**Objective:** Please copy the rows below, from the line containing "y-tick-label: 1,500 [26, 476, 69, 495]" through the line containing "x-tick-label: 24-May [500, 659, 517, 712]", including both of those lines, without changing a single character.
--- Start of Excerpted records ---
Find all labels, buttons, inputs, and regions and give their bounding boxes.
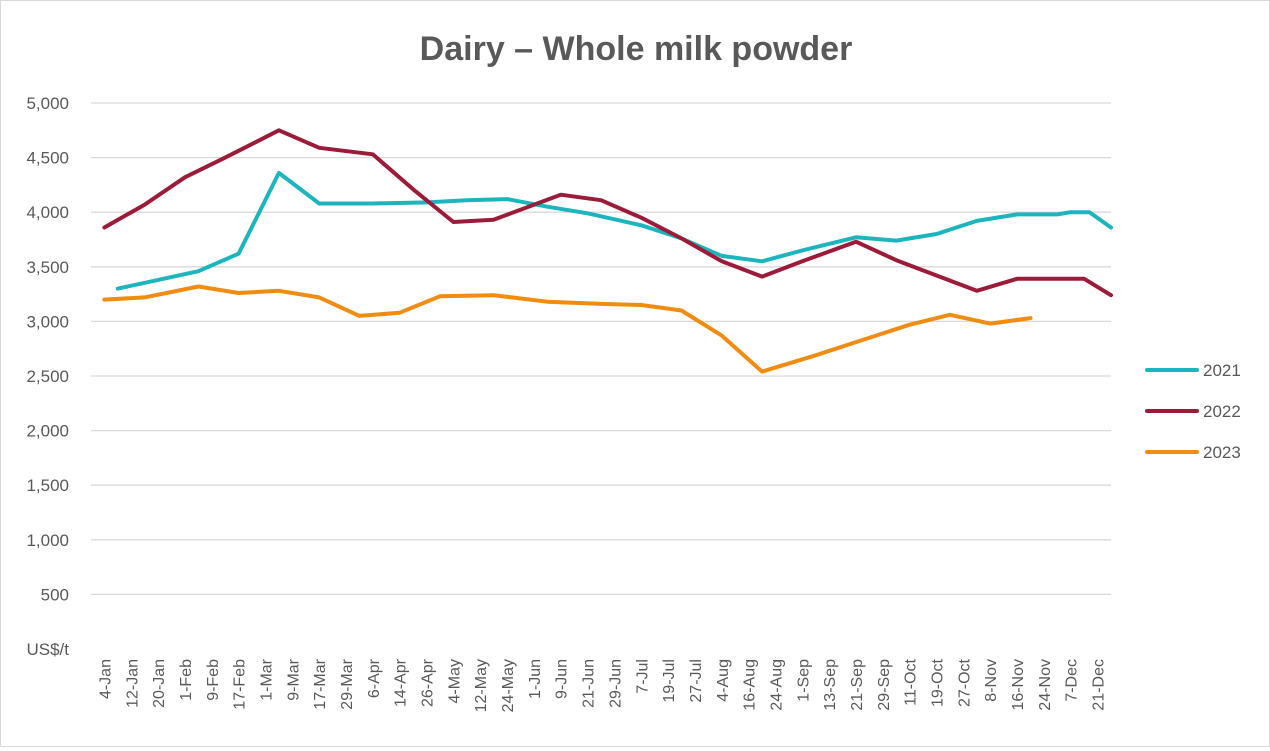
y-tick-label: 1,500 [26, 476, 69, 495]
gridlines [91, 102, 1111, 596]
x-tick-label: 11-Oct [903, 658, 920, 705]
x-tick-label: 7-Jul [634, 659, 651, 694]
y-axis-unit-label: US$/t [26, 640, 69, 659]
x-tick-label: 8-Nov [983, 659, 1000, 702]
x-axis-ticks: 4-Jan 12-Jan 20-Jan 1-Feb 9-Feb 17-Feb 1-Mar 9-… [97, 658, 1107, 712]
x-tick-label: 29-Mar [339, 658, 356, 709]
chart-title: Dairy – Whole milk powder [420, 30, 853, 68]
x-tick-label: 4-May [446, 659, 463, 703]
y-axis-ticks: 500 1,000 1,500 2,000 2,500 3,000 3,500 4,000 4,… [26, 94, 69, 604]
y-tick-label: 500 [41, 585, 69, 604]
y-tick-label: 2,500 [26, 367, 69, 386]
series-line-2023 [102, 284, 1033, 374]
x-tick-label: 12-May [473, 659, 490, 712]
x-tick-label: 4-Jan [97, 659, 114, 699]
legend-label-2022: 2022 [1203, 402, 1241, 421]
x-tick-label: 1-Sep [795, 659, 812, 702]
x-tick-label: 1-Mar [258, 658, 275, 700]
x-tick-label: 9-Feb [205, 659, 222, 701]
x-tick-label: 19-Jul [661, 659, 678, 703]
x-tick-label: 21-Sep [849, 659, 866, 711]
x-tick-label: 21-Jun [581, 659, 598, 708]
x-tick-label: 12-Jan [124, 659, 141, 708]
y-tick-label: 1,000 [26, 531, 69, 550]
x-tick-label: 26-Apr [420, 658, 437, 707]
series-line-2021 [115, 170, 1113, 291]
x-tick-label: 24-May [500, 659, 517, 712]
legend-label-2023: 2023 [1203, 443, 1241, 462]
x-tick-label: 6-Apr [366, 658, 383, 698]
x-tick-label: 29-Sep [876, 659, 893, 711]
x-tick-label: 27-Oct [956, 658, 973, 707]
x-tick-label: 7-Dec [1064, 659, 1081, 702]
legend: 2021 2022 2023 [1145, 361, 1241, 462]
y-tick-label: 3,500 [26, 258, 69, 277]
x-tick-label: 27-Jul [688, 659, 705, 703]
x-tick-label: 1-Jun [527, 659, 544, 699]
y-tick-label: 4,000 [26, 203, 69, 222]
legend-label-2021: 2021 [1203, 361, 1241, 380]
x-tick-label: 24-Aug [768, 659, 785, 711]
x-tick-label: 14-Apr [393, 658, 410, 707]
x-tick-label: 16-Aug [742, 659, 759, 711]
x-tick-label: 20-Jan [151, 659, 168, 708]
x-tick-label: 9-Mar [285, 658, 302, 700]
y-tick-label: 4,500 [26, 149, 69, 168]
y-tick-label: 5,000 [26, 94, 69, 113]
x-tick-label: 1-Feb [178, 659, 195, 701]
x-tick-label: 21-Dec [1091, 659, 1108, 711]
x-tick-label: 17-Feb [232, 659, 249, 710]
x-tick-label: 19-Oct [930, 658, 947, 707]
y-tick-label: 3,000 [26, 312, 69, 331]
y-tick-label: 2,000 [26, 422, 69, 441]
x-tick-label: 29-Jun [607, 659, 624, 708]
series-line-2022 [102, 128, 1113, 298]
x-tick-label: 17-Mar [312, 658, 329, 709]
x-tick-label: 16-Nov [1010, 659, 1027, 711]
x-tick-label: 9-Jun [554, 659, 571, 699]
x-tick-label: 24-Nov [1037, 659, 1054, 711]
x-tick-label: 13-Sep [822, 659, 839, 711]
plot-area [102, 128, 1113, 374]
x-tick-label: 4-Aug [715, 659, 732, 702]
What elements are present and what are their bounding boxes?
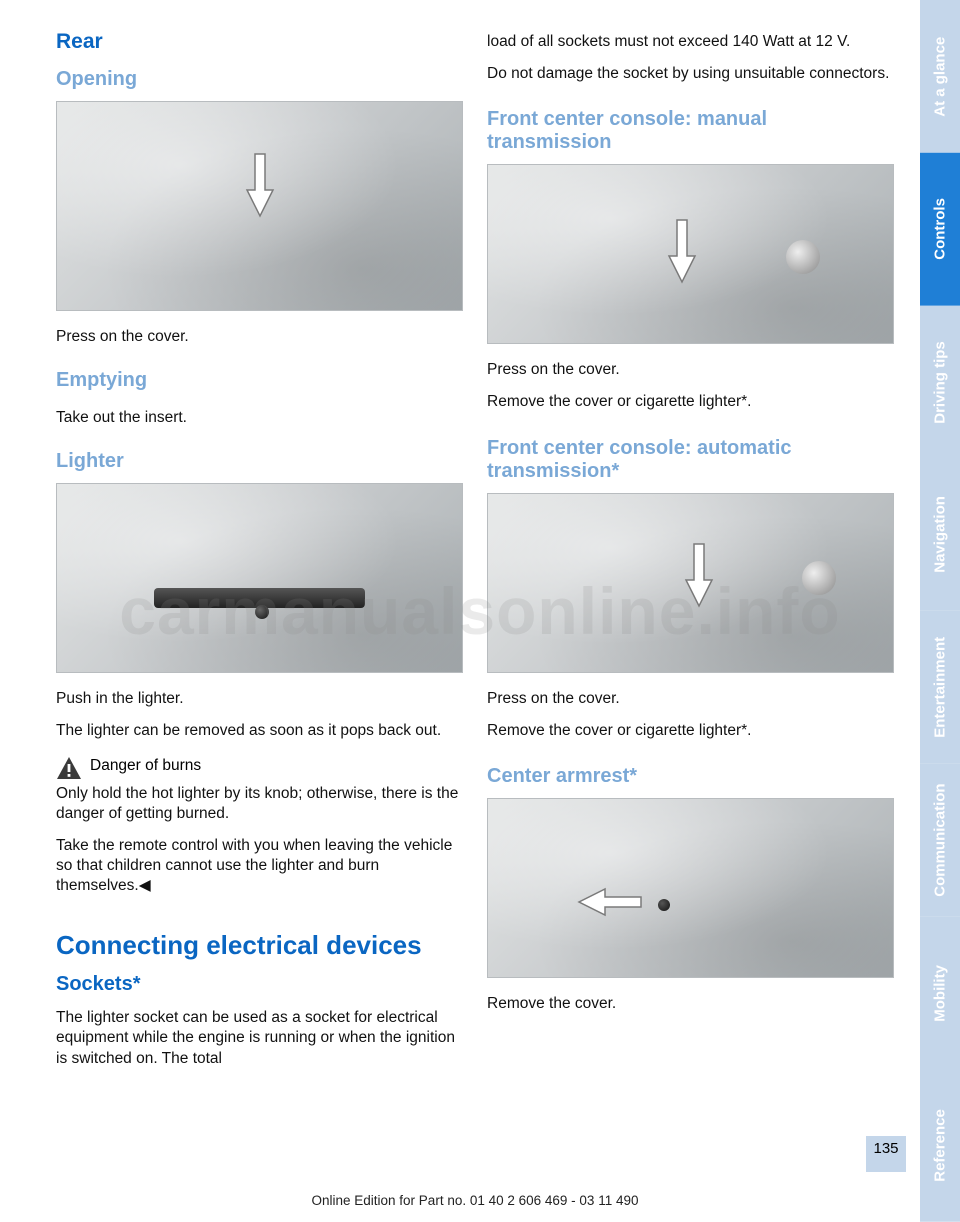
--- End of Excerpted records ---
**Task solution:**
y-tick-label: 1,500 [26, 476, 69, 495]
gridlines [91, 102, 1111, 596]
x-tick-label: 11-Oct [903, 658, 920, 705]
x-tick-label: 7-Jul [634, 659, 651, 694]
y-axis-unit-label: US$/t [26, 640, 69, 659]
x-tick-label: 8-Nov [983, 659, 1000, 702]
x-axis-ticks: 4-Jan 12-Jan 20-Jan 1-Feb 9-Feb 17-Feb 1-Mar 9-… [97, 658, 1107, 712]
x-tick-label: 29-Mar [339, 658, 356, 709]
chart-title: Dairy – Whole milk powder [420, 30, 853, 68]
x-tick-label: 4-May [446, 659, 463, 703]
y-axis-ticks: 500 1,000 1,500 2,000 2,500 3,000 3,500 4,000 4,… [26, 94, 69, 604]
y-tick-label: 500 [41, 585, 69, 604]
y-tick-label: 2,500 [26, 367, 69, 386]
series-line-2023 [102, 284, 1033, 374]
x-tick-label: 12-May [473, 659, 490, 712]
x-tick-label: 4-Jan [97, 659, 114, 699]
legend-label-2022: 2022 [1203, 402, 1241, 421]
x-tick-label: 1-Sep [795, 659, 812, 702]
x-tick-label: 1-Mar [258, 658, 275, 700]
x-tick-label: 9-Feb [205, 659, 222, 701]
x-tick-label: 19-Jul [661, 659, 678, 703]
x-tick-label: 21-Sep [849, 659, 866, 711]
x-tick-label: 21-Jun [581, 659, 598, 708]
x-tick-label: 12-Jan [124, 659, 141, 708]
y-tick-label: 1,000 [26, 531, 69, 550]
x-tick-label: 26-Apr [420, 658, 437, 707]
series-line-2021 [115, 170, 1113, 291]
x-tick-label: 24-May [500, 659, 517, 712]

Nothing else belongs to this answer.